▶ [DATA SHOWN]
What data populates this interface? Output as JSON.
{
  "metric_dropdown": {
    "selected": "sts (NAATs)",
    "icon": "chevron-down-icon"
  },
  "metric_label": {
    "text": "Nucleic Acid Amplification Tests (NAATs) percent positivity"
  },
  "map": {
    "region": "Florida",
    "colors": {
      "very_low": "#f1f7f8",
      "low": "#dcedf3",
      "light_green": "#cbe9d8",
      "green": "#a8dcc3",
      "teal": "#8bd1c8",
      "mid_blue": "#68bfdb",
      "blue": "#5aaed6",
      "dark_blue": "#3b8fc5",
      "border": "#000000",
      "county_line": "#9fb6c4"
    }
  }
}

▶ [AIM] Quote all the records. Keep every word exact.

▶ [RIGHT ANSWER]
What data populates this interface? Output as JSON.
{
  "metric_dropdown": {
    "selected": "sts (NAATs)",
    "icon": "chevron-down-icon"
  },
  "metric_label": {
    "text": "Nucleic Acid Amplification Tests (NAATs) percent positivity"
  },
  "map": {
    "region": "Florida",
    "colors": {
      "very_low": "#f1f7f8",
      "low": "#dcedf3",
      "light_green": "#cbe9d8",
      "green": "#a8dcc3",
      "teal": "#8bd1c8",
      "mid_blue": "#68bfdb",
      "blue": "#5aaed6",
      "dark_blue": "#3b8fc5",
      "border": "#000000",
      "county_line": "#9fb6c4"
    }
  }
}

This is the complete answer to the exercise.